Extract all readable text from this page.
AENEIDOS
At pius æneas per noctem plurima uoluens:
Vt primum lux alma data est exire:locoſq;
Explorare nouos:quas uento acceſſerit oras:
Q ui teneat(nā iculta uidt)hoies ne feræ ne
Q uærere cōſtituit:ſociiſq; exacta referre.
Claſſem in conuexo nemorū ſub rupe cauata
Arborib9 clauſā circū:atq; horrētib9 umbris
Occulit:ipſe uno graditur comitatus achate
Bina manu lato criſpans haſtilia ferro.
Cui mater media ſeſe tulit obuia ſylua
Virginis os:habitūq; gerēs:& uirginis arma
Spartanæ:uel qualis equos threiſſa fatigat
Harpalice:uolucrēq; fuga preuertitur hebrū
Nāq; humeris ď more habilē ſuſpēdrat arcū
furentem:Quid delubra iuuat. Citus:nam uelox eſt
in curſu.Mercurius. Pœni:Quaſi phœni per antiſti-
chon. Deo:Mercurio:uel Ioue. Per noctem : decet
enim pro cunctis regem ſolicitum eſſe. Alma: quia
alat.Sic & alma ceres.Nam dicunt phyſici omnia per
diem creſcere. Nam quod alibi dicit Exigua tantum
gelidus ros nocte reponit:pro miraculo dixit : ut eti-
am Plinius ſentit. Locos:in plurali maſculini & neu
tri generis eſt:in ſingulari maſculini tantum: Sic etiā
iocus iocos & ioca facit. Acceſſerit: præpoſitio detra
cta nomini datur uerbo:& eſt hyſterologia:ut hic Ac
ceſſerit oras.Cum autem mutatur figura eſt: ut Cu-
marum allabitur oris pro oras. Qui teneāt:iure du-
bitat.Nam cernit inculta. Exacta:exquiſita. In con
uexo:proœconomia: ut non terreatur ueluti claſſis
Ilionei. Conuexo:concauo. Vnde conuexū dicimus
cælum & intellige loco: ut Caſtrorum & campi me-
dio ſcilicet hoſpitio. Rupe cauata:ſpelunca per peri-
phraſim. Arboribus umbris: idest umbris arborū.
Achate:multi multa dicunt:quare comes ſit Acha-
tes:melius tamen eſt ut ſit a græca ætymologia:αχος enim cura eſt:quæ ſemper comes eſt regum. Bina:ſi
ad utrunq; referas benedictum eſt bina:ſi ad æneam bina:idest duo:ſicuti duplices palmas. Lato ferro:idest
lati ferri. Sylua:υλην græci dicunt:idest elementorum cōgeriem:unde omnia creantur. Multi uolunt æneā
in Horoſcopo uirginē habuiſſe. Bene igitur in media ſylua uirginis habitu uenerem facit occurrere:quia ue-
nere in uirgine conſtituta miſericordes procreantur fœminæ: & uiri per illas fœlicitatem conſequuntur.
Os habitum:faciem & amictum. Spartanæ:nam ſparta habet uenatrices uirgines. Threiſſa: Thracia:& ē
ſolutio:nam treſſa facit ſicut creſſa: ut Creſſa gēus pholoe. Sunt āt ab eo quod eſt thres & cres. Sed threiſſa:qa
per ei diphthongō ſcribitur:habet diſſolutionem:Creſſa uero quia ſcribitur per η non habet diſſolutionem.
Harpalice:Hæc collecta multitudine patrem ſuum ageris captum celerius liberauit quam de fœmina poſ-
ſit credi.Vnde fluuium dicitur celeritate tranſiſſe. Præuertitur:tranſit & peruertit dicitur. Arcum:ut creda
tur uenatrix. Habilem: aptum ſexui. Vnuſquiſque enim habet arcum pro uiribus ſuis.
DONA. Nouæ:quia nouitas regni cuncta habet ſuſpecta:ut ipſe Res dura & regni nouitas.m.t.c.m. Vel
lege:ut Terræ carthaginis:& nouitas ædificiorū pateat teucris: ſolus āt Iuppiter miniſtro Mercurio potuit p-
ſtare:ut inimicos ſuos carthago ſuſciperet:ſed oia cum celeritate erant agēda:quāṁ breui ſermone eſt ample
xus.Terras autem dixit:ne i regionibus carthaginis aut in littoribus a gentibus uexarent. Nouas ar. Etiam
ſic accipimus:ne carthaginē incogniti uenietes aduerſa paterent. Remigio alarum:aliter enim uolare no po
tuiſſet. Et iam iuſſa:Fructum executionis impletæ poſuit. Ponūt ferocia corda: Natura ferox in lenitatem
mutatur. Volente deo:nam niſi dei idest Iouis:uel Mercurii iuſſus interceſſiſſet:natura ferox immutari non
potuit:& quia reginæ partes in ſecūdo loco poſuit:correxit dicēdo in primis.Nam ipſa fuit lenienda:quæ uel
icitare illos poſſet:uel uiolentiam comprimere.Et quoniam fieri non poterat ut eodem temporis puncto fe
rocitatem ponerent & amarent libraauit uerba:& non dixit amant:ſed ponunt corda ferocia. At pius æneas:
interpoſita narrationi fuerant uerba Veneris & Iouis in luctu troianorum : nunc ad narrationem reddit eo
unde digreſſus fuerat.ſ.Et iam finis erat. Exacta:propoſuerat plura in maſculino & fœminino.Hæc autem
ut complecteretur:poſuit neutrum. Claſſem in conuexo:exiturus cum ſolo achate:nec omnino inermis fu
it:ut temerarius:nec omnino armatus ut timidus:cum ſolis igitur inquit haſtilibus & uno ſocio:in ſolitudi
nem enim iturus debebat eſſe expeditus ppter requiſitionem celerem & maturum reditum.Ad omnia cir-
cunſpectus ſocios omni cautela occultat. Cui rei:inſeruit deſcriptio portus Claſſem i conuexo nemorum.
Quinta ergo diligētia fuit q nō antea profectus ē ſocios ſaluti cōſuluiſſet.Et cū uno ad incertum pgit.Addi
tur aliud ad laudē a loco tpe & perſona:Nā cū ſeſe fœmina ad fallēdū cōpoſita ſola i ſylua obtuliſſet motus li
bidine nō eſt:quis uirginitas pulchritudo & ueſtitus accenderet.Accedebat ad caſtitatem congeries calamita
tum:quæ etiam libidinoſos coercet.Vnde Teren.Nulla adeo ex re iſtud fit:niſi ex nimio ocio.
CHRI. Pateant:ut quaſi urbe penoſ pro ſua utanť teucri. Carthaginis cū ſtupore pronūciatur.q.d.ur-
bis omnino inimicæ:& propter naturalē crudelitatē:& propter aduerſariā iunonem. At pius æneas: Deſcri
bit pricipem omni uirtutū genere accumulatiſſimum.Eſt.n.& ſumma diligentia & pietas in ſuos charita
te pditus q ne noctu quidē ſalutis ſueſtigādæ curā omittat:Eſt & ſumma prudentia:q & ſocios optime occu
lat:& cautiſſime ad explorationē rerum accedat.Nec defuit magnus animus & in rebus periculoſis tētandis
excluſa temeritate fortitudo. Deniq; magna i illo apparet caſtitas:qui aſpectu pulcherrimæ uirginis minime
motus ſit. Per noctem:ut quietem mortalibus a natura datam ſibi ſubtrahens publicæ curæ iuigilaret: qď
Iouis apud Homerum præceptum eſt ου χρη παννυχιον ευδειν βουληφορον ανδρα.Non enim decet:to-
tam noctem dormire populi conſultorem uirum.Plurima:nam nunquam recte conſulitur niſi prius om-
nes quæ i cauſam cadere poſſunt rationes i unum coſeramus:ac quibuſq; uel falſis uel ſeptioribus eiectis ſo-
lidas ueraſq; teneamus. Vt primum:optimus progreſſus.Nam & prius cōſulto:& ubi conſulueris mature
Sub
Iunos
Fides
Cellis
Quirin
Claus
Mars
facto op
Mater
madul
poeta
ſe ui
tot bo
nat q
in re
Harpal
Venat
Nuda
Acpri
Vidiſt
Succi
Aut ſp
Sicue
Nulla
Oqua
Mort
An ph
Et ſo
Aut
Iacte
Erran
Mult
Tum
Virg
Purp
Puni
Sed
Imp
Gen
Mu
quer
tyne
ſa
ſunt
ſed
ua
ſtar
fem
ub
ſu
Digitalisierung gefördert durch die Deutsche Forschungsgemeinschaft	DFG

* **Exercise objective**
Write out each line of the data that holds the string "decet".

* **Expected output**
chon. Deo:Mercurio:uel Ioue. Per noctem : decet
Iouis apud Homerum præceptum eſt ου χρη παννυχιον ευδειν βουληφορον ανδρα.Non enim decet:to-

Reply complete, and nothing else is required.